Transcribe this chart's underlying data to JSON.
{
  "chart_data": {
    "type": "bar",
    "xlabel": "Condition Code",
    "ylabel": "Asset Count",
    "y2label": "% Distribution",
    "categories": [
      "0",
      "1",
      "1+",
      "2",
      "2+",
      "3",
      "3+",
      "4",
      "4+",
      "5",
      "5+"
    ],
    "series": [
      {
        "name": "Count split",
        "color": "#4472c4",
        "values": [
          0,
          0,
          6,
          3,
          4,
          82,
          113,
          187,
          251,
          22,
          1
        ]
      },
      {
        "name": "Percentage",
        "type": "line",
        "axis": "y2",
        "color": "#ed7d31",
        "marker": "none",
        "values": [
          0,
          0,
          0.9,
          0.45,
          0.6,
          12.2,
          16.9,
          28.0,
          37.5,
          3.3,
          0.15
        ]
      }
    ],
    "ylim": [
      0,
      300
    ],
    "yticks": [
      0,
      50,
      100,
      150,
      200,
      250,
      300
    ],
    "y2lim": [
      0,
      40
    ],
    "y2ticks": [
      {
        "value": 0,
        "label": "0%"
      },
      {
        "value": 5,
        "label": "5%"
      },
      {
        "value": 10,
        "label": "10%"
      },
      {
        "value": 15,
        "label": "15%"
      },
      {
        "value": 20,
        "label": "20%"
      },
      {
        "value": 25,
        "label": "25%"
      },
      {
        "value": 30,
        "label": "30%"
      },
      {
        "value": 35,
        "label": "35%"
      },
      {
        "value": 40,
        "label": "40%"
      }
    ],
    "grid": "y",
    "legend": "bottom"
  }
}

• _Short task_: Tally up the lines in the records that contain the word "Count" and give only the total.

• _Exercise solution_: 2